How many lines in these records hold the string "this"? State only that number.

◆ **Items from a data source**:
------------------------------
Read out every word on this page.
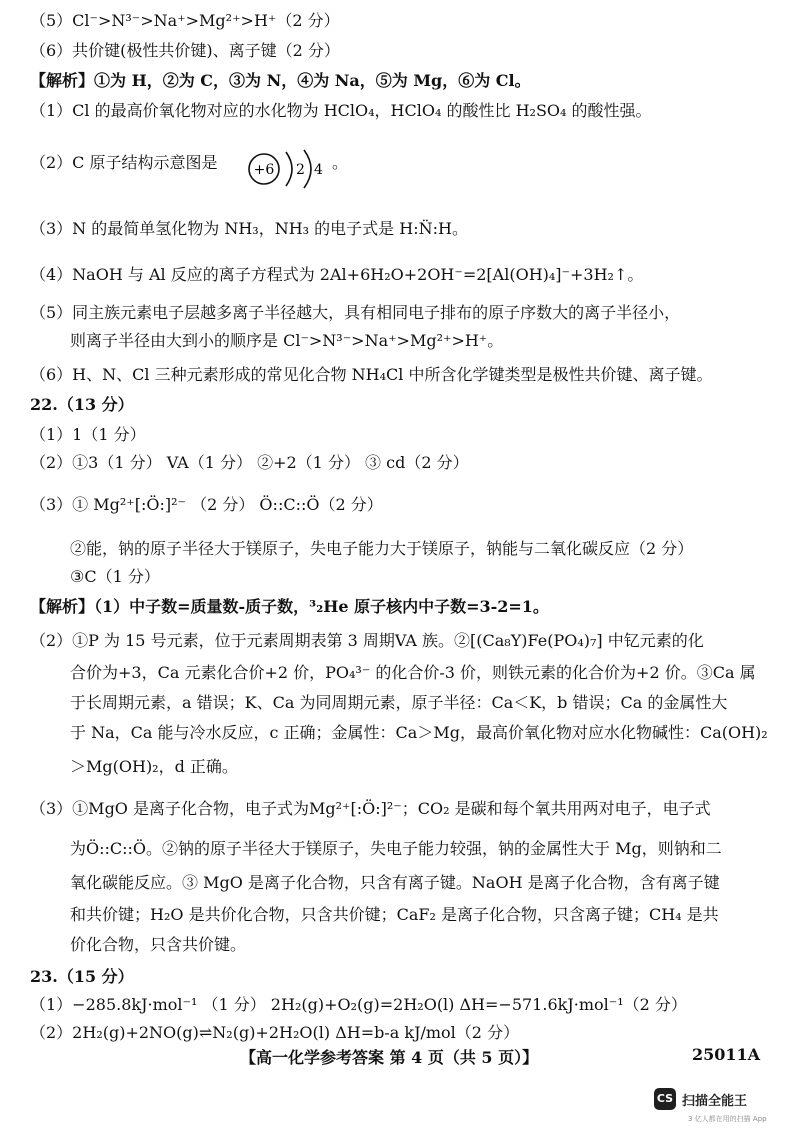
（5）Cl⁻>N³⁻>Na⁺>Mg²⁺>H⁺（2 分）
（6）共价键(极性共价键)、离子键（2 分）
【解析】①为 H，②为 C，③为 N，④为 Na，⑤为 Mg，⑥为 Cl。
（1）Cl 的最高价氧化物对应的水化物为 HClO₄，HClO₄ 的酸性比 H₂SO₄ 的酸性强。
（2）C 原子结构示意图是	+6 2 4 。
（3）N 的最简单氢化物为 NH₃，NH₃ 的电子式是 H:N̈:H。
（4）NaOH 与 Al 反应的离子方程式为 2Al+6H₂O+2OH⁻=2[Al(OH)₄]⁻+3H₂↑。
（5）同主族元素电子层越多离子半径越大，具有相同电子排布的原子序数大的离子半径小，
则离子半径由大到小的顺序是 Cl⁻>N³⁻>Na⁺>Mg²⁺>H⁺。
（6）H、N、Cl 三种元素形成的常见化合物 NH₄Cl 中所含化学键类型是极性共价键、离子键。
22.（13 分）
（1）1（1 分）
（2）①3（1 分） VA（1 分） ②+2（1 分） ③ cd（2 分）
（3）① Mg²⁺[:Ö:]²⁻ （2 分） Ö::C::Ö（2 分）
②能，钠的原子半径大于镁原子，失电子能力大于镁原子，钠能与二氧化碳反应（2 分）
③C（1 分）
【解析】（1）中子数=质量数-质子数，³₂He 原子核内中子数=3-2=1。
（2）①P 为 15 号元素，位于元素周期表第 3 周期VA 族。②[(Ca₈Y)Fe(PO₄)₇] 中钇元素的化
合价为+3，Ca 元素化合价+2 价，PO₄³⁻ 的化合价-3 价，则铁元素的化合价为+2 价。③Ca 属
于长周期元素，a 错误；K、Ca 为同周期元素，原子半径：Ca＜K，b 错误；Ca 的金属性大
于 Na，Ca 能与冷水反应，c 正确；金属性：Ca＞Mg，最高价氧化物对应水化物碱性：Ca(OH)₂
＞Mg(OH)₂，d 正确。
（3）①MgO 是离子化合物，电子式为Mg²⁺[:Ö:]²⁻；CO₂ 是碳和每个氧共用两对电子，电子式
为Ö::C::Ö。②钠的原子半径大于镁原子，失电子能力较强，钠的金属性大于 Mg，则钠和二
氧化碳能反应。③ MgO 是离子化合物，只含有离子键。NaOH 是离子化合物，含有离子键
和共价键；H₂O 是共价化合物，只含共价键；CaF₂ 是离子化合物，只含离子键；CH₄ 是共
价化合物，只含共价键。
23.（15 分）
（1）−285.8kJ·mol⁻¹ （1 分） 2H₂(g)+O₂(g)=2H₂O(l) ΔH=−571.6kJ·mol⁻¹（2 分）
（2）2H₂(g)+2NO(g)⇌N₂(g)+2H₂O(l) ΔH=b-a kJ/mol（2 分）
【高一化学参考答案 第 4 页（共 5 页）】	25011A
CS 扫描全能王
3 亿人都在用的扫描 App
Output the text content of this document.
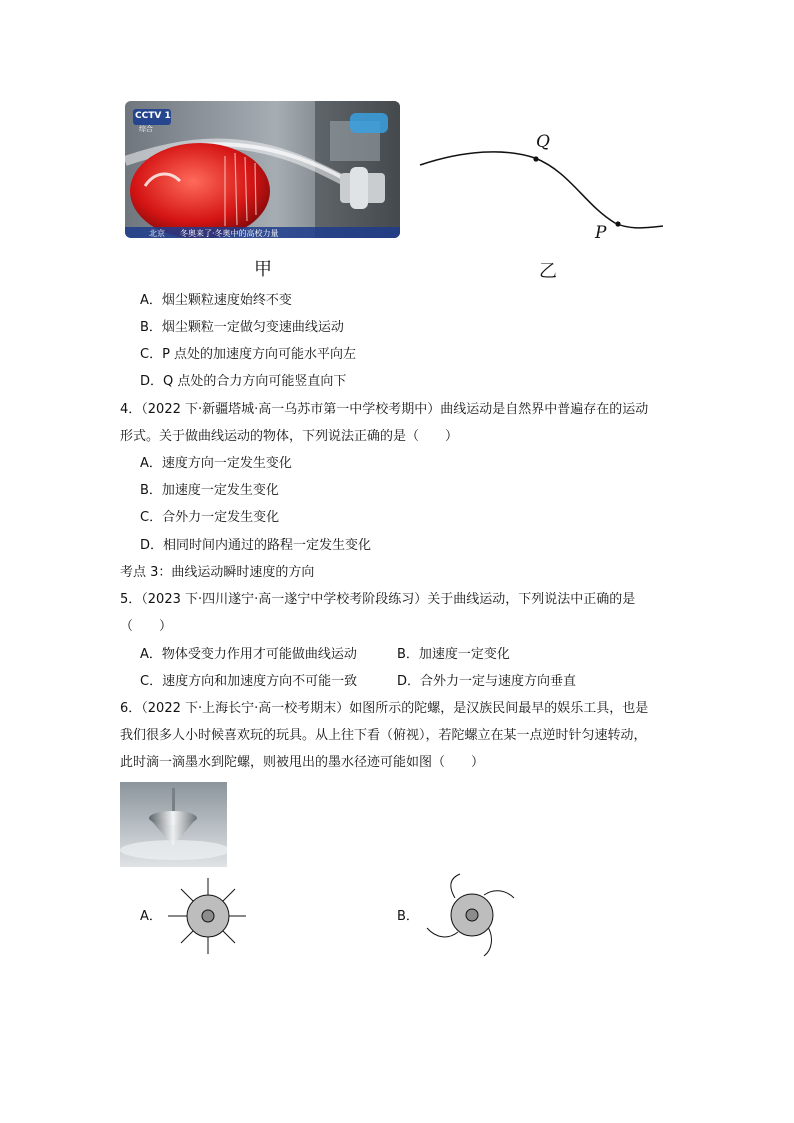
CCTV 1
综合
北京 冬奥来了·冬奥中的高校力量
Q
P
甲	乙
A．烟尘颗粒速度始终不变
B．烟尘颗粒一定做匀变速曲线运动
C．P 点处的加速度方向可能水平向左
D．Q 点处的合力方向可能竖直向下
4．（2022 下·新疆塔城·高一乌苏市第一中学校考期中）曲线运动是自然界中普遍存在的运动
形式。关于做曲线运动的物体，下列说法正确的是（　　）
A．速度方向一定发生变化
B．加速度一定发生变化
C．合外力一定发生变化
D．相同时间内通过的路程一定发生变化
考点 3：曲线运动瞬时速度的方向
5．（2023 下·四川遂宁·高一遂宁中学校考阶段练习）关于曲线运动，下列说法中正确的是
（　　）
A．物体受变力作用才可能做曲线运动	B．加速度一定变化
C．速度方向和加速度方向不可能一致	D．合外力一定与速度方向垂直
6．（2022 下·上海长宁·高一校考期末）如图所示的陀螺，是汉族民间最早的娱乐工具，也是
我们很多人小时候喜欢玩的玩具。从上往下看（俯视），若陀螺立在某一点逆时针匀速转动，
此时滴一滴墨水到陀螺，则被甩出的墨水径迹可能如图（　　）
A．	B．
------------------------------
◆ **ANSWER IN FULL**: 2